◆ Excerpt to read:
======

# Assignment: Data Wrangling
## `! git clone https://github.com/DS3001/wrangling`
## Do Q2, and one of Q1 or Q3.

**Q1.** Open the "tidy_data.pdf" document in the repo, which is a paper called Tidy Data by Hadley Wickham.

  1. Read the abstract. What is this paper about?
  2. Read the introduction. What is the "tidy data standard" intended to accomplish?
  3. Read the intro to section 2. What does this sentence mean: "Like families, tidy datasets are all alike but every messy dataset is messy in its own way." What does this sentence mean: "For a given dataset, it’s usually easy to figure out what are observations and what are variables, but it is surprisingly difficult to precisely define variables and observations in general."
  4. Read Section 2.2. How does Wickham define values, variables, and observations?
  5. How is "Tidy Data" defined in section 2.3?
  6. Read the intro to Section 3 and Section 3.1. What are the 5 most common problems with messy datasets? Why are the data in Table 4 messy? What is "melting" a dataset?
  7. Why, specifically, is table 11 messy but table 12 tidy and "molten"?
  8. Read Section 6. What is the "chicken-and-egg" problem with focusing on tidy data? What does Wickham hope happens in the future with further work on the subject of data wrangling?

======

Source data

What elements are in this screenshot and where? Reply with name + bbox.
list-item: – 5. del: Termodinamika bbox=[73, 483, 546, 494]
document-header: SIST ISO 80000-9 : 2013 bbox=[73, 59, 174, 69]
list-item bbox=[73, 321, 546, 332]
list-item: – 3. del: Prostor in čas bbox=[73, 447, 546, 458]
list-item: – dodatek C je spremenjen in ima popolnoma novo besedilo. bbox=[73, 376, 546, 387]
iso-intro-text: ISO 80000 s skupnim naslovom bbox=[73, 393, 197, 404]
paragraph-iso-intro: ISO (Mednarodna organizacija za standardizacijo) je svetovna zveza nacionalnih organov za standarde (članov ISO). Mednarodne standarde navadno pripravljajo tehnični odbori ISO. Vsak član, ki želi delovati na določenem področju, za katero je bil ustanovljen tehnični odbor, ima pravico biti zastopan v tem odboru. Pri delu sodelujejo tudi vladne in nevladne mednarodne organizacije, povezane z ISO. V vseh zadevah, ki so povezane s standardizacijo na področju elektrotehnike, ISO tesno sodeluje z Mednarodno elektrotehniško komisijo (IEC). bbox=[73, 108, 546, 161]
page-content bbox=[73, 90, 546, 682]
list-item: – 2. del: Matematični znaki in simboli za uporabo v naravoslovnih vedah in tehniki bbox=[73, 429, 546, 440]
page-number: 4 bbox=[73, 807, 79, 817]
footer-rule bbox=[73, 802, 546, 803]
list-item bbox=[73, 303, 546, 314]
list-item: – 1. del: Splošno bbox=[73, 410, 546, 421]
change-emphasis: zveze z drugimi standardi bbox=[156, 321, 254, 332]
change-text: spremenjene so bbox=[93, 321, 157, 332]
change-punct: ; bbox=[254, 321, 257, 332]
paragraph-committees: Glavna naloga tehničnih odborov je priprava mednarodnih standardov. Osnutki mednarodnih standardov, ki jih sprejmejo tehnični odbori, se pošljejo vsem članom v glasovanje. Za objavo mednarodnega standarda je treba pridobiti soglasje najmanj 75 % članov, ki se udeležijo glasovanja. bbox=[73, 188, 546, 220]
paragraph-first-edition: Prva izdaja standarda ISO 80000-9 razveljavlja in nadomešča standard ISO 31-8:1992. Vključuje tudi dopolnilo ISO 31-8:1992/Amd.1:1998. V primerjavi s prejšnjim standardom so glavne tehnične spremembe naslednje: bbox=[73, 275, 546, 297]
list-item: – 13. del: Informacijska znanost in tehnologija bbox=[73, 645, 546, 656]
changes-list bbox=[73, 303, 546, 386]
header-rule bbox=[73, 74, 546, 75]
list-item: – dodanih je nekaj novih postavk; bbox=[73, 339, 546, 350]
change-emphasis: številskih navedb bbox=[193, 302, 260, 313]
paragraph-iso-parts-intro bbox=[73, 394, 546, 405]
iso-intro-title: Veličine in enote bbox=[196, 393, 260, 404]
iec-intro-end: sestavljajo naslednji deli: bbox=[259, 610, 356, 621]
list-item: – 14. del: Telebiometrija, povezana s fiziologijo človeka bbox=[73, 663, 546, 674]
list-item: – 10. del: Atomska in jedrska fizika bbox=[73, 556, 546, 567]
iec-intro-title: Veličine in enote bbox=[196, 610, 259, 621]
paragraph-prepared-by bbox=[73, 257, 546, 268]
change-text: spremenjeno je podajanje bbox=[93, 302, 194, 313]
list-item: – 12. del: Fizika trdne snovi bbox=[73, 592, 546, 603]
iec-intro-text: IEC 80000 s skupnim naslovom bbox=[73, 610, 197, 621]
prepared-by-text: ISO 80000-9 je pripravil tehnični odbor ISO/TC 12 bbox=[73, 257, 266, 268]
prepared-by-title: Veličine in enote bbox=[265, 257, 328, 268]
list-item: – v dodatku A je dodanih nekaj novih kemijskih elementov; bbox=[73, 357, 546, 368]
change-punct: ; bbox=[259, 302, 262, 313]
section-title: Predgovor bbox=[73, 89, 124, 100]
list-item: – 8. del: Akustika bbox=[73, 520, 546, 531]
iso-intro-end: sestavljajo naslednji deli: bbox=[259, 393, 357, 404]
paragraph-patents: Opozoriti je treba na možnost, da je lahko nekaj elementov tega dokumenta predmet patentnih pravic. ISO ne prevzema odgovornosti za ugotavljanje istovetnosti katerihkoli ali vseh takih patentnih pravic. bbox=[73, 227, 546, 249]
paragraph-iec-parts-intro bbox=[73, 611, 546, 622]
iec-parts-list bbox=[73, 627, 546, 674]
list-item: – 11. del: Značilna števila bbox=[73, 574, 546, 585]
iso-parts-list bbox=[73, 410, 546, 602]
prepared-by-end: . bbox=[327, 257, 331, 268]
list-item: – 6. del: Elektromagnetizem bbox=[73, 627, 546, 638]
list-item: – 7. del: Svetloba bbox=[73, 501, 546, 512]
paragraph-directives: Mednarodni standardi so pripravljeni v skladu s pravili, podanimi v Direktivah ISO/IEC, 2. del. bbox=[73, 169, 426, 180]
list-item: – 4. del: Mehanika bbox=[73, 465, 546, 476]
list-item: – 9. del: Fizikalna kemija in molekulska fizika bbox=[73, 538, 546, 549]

======

◆ Required tasks:
(1) Can you render everything in the listing from its first line down to the line containing "iso-intro-text: ISO 80000", including that line, as a numbered list with blank lines left out?
(2) How would you finish out the next part of the data wrangling assignment, picking up after its last line?

◆ Solved tasks:
(1)
1. What elements are in this screenshot and where? Reply with name + bbox.
2. list-item: – 5. del: Termodinamika bbox=[73, 483, 546, 494]
3. document-header: SIST ISO 80000-9 : 2013 bbox=[73, 59, 174, 69]
4. list-item bbox=[73, 321, 546, 332]
5. list-item: – 3. del: Prostor in čas bbox=[73, 447, 546, 458]
6. list-item: – dodatek C je spremenjen in ima popolnoma novo besedilo. bbox=[73, 376, 546, 387]
7. iso-intro-text: ISO 80000 s skupnim naslovom bbox=[73, 393, 197, 404]

(2)
**Q2.** This question provides some practice cleaning variables which have common problems.
1. Numeric variable: For `./data/airbnb_hw.csv`, clean the `Price` variable as well as you can, and explain the choices you make. How many missing values do you end up with? (Hint: What happens to the formatting when a price goes over 999 dollars, say from 675 to 1,112?)
2. Categorical variable: For the `./data/sharks.csv` data covered in the lecture, clean the "Type" variable as well as you can, and explain the choices you make.
3. Dummy variable: For the pretrial data covered in the lecture, clean the `WhetherDefendantWasReleasedPretrial` variable as well as you can, and, in particular, replace missing values with `np.nan`.
4. Missing values, not at random: For the pretrial data covered in the lecture, clean the `ImposedSentenceAllChargeInContactEvent` variable as well as you can, and explain the choices you make. (Hint: Look at the `SentenceTypeAllChargesAtConvictionInContactEvent` variable.)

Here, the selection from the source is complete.